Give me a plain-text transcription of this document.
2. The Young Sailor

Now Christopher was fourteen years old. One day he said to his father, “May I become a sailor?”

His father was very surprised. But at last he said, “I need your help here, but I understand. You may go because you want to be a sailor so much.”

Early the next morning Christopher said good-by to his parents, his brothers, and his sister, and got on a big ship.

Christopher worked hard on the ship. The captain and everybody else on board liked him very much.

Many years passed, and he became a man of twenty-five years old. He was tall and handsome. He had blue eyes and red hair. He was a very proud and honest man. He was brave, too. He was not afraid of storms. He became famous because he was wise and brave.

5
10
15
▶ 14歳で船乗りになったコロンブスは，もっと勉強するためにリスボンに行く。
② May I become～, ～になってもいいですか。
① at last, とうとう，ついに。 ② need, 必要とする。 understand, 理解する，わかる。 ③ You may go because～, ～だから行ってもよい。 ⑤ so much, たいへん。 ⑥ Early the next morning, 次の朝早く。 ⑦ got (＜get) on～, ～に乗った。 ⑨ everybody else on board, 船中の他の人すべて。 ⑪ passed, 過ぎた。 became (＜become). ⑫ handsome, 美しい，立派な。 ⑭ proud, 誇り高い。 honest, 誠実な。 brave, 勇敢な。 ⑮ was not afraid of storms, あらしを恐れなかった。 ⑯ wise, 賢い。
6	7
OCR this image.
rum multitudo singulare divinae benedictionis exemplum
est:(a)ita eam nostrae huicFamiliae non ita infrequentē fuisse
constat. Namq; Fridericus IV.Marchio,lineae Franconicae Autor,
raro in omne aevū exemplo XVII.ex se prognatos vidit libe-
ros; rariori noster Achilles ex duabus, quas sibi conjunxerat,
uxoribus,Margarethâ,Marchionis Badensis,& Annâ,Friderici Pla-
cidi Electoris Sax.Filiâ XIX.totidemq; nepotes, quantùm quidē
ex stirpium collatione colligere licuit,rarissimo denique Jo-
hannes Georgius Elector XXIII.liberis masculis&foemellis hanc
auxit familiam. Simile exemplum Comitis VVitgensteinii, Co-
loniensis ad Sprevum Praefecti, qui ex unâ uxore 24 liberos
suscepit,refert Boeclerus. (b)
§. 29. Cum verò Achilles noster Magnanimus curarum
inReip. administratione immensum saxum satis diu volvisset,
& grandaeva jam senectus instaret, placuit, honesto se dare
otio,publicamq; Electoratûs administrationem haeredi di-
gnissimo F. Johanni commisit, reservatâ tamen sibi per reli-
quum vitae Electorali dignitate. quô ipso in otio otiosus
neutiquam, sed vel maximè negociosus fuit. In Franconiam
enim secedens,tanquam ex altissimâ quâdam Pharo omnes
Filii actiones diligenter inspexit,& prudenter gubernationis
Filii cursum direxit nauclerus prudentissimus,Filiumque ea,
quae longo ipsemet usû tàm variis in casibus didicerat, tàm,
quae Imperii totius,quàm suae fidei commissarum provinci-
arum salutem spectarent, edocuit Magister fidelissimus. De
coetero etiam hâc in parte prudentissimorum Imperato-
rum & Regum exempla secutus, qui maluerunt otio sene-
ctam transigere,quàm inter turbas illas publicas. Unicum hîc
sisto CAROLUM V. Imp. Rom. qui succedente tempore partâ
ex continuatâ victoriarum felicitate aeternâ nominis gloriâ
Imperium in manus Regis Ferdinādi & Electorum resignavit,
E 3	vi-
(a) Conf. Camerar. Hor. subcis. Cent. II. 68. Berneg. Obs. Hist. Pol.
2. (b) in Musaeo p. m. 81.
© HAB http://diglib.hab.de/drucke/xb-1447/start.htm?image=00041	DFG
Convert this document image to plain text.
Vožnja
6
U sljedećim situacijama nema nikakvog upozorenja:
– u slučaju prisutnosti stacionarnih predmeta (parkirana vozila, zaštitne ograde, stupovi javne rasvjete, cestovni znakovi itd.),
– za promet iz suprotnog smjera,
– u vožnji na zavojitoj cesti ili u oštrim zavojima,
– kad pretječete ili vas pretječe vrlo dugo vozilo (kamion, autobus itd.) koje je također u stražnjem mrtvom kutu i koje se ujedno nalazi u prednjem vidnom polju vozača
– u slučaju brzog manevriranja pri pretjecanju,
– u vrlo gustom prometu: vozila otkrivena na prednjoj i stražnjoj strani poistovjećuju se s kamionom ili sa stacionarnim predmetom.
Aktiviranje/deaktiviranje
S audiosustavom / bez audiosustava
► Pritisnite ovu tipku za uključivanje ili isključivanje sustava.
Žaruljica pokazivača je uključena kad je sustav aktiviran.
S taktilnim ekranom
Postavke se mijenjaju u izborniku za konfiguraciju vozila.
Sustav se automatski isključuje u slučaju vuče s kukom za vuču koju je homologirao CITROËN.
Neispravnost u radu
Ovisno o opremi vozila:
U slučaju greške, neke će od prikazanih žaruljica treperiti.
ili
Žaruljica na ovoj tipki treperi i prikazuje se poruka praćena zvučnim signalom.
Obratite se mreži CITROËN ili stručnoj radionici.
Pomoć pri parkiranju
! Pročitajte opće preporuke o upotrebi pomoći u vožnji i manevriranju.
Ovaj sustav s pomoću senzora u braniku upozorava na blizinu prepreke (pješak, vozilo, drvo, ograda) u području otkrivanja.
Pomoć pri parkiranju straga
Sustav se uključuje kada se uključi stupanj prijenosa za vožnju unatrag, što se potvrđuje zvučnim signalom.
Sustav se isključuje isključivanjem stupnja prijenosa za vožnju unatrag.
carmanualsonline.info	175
..........
Copy every line of the data that holds the string "storms".

◆ Full solution ◆
Many years passed, and he became a man of twenty-five years old. He was tall and handsome. He had blue eyes and red hair. He was a very proud and honest man. He was brave, too. He was not afraid of storms. He became famous because he was wise and brave.
① at last, とうとう，ついに。 ② need, 必要とする。 understand, 理解する，わかる。 ③ You may go because～, ～だから行ってもよい。 ⑤ so much, たいへん。 ⑥ Early the next morning, 次の朝早く。 ⑦ got (＜get) on～, ～に乗った。 ⑨ everybody else on board, 船中の他の人すべて。 ⑪ passed, 過ぎた。 became (＜become). ⑫ handsome, 美しい，立派な。 ⑭ proud, 誇り高い。 honest, 誠実な。 brave, 勇敢な。 ⑮ was not afraid of storms, あらしを恐れなかった。 ⑯ wise, 賢い。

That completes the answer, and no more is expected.